# Exercise
Select and reproduce each line of the listing below that bears the string "time".

____ Data records

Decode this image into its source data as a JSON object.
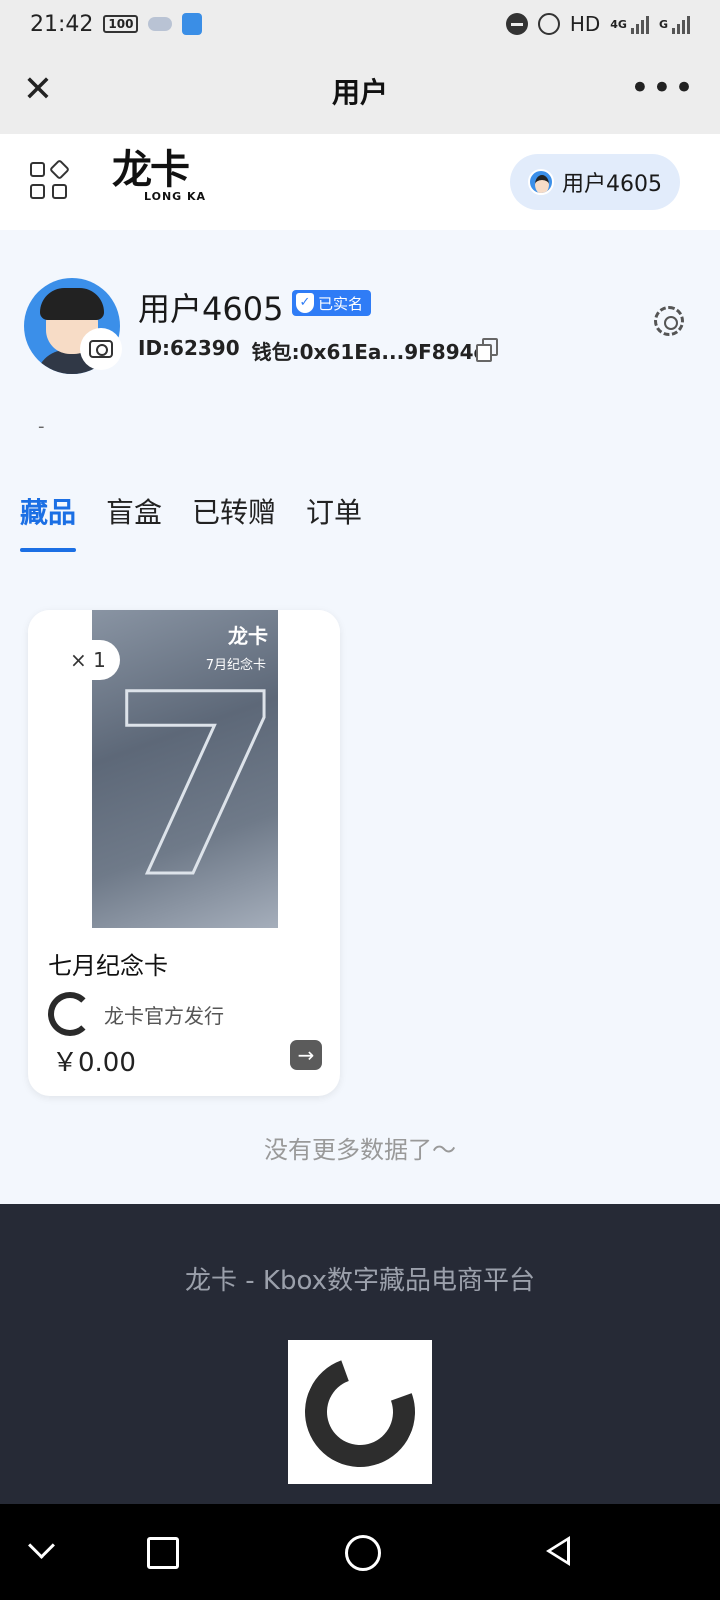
{
  "status_bar": {
    "time": "21:42",
    "battery": "100",
    "network": "HD",
    "network_gen_1": "4G",
    "network_gen_2": "G"
  },
  "navbar": {
    "title": "用户",
    "close_icon": "close-icon",
    "more_icon": "more-icon"
  },
  "app_header": {
    "logo_text": "龙卡",
    "logo_subtext": "LONG KA",
    "user_pill_label": "用户4605"
  },
  "profile": {
    "username": "用户4605",
    "verified_label": "已实名",
    "id_text": "ID:62390",
    "wallet_text": "钱包:0x61Ea...9F894e",
    "bio": "-"
  },
  "tabs": [
    {
      "label": "藏品",
      "active": true
    },
    {
      "label": "盲盒",
      "active": false
    },
    {
      "label": "已转赠",
      "active": false
    },
    {
      "label": "订单",
      "active": false
    }
  ],
  "collection": [
    {
      "quantity": "× 1",
      "art_logo": "龙卡",
      "art_subtitle": "7月纪念卡",
      "art_number": "7",
      "title": "七月纪念卡",
      "issuer": "龙卡官方发行",
      "price": "￥0.00"
    }
  ],
  "no_more_text": "没有更多数据了～",
  "footer": {
    "text": "龙卡 - Kbox数字藏品电商平台"
  },
  "colors": {
    "accent": "#1b6fe4",
    "verified": "#2f7cf6",
    "footer_bg": "#262a36",
    "page_bg": "#f3f7fd"
  }
}
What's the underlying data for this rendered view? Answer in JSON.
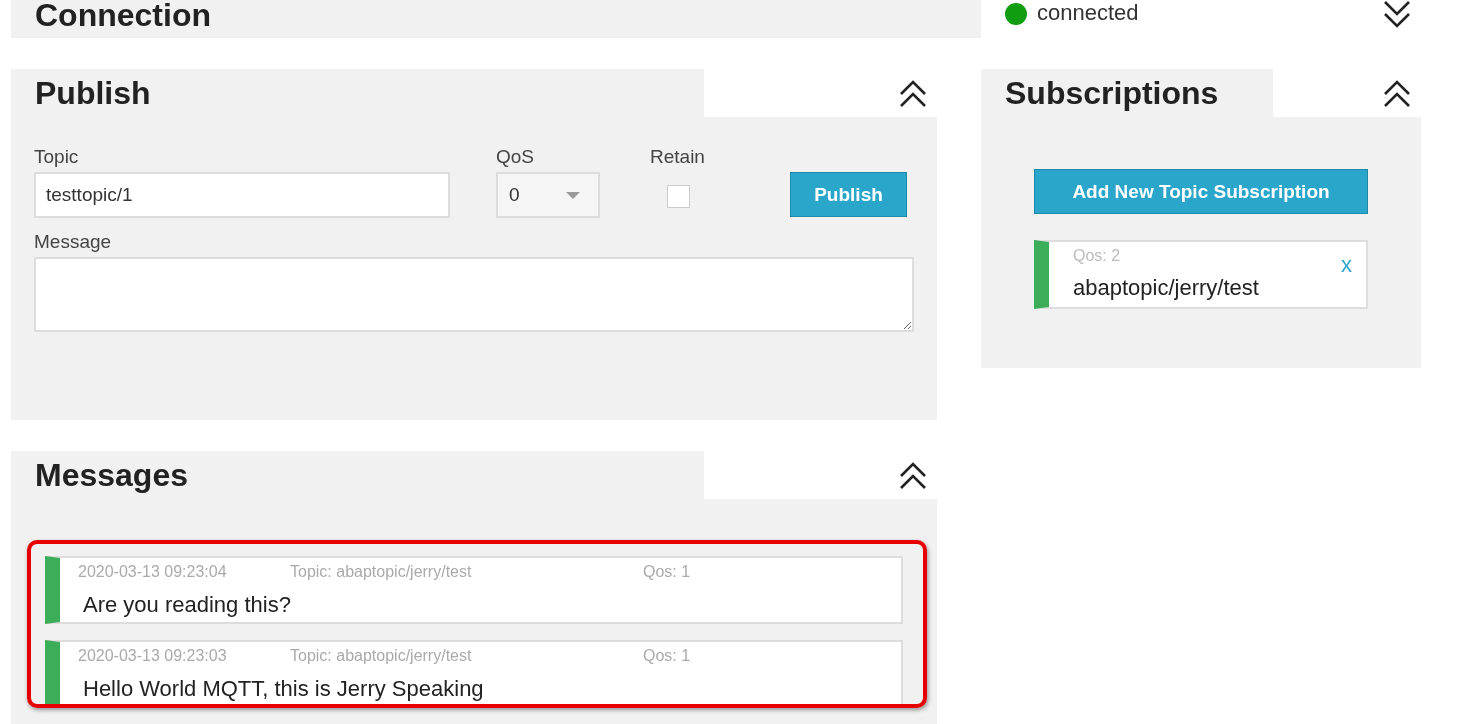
{
  "connection": {
    "title": "Connection",
    "status": "connected",
    "connected": true,
    "expanded": false
  },
  "publish": {
    "title": "Publish",
    "expanded": true,
    "topic_label": "Topic",
    "topic_value": "testtopic/1",
    "qos_label": "QoS",
    "qos_value": "0",
    "retain_label": "Retain",
    "retain_checked": false,
    "button": "Publish",
    "message_label": "Message"
  },
  "messages": {
    "title": "Messages",
    "expanded": true,
    "highlighted": true,
    "items": [
      {
        "time": "2020-03-13 09:23:04",
        "topic": "Topic: abaptopic/jerry/test",
        "qos": "Qos: 1",
        "text": "Are you reading this?",
        "color": "#3cad58"
      },
      {
        "time": "2020-03-13 09:23:03",
        "topic": "Topic: abaptopic/jerry/test",
        "qos": "Qos: 1",
        "text": "Hello World MQTT, this is Jerry Speaking",
        "color": "#3cad58"
      }
    ]
  },
  "subscriptions": {
    "title": "Subscriptions",
    "expanded": true,
    "add_button": "Add New Topic Subscription",
    "items": [
      {
        "qos": "Qos: 2",
        "topic": "abaptopic/jerry/test",
        "close": "x",
        "color": "#3cad58"
      }
    ]
  }
}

________

# Right answer
    "time": "21:42",
        "time": "2020-03-13 09:23:04",
        "time": "2020-03-13 09:23:03",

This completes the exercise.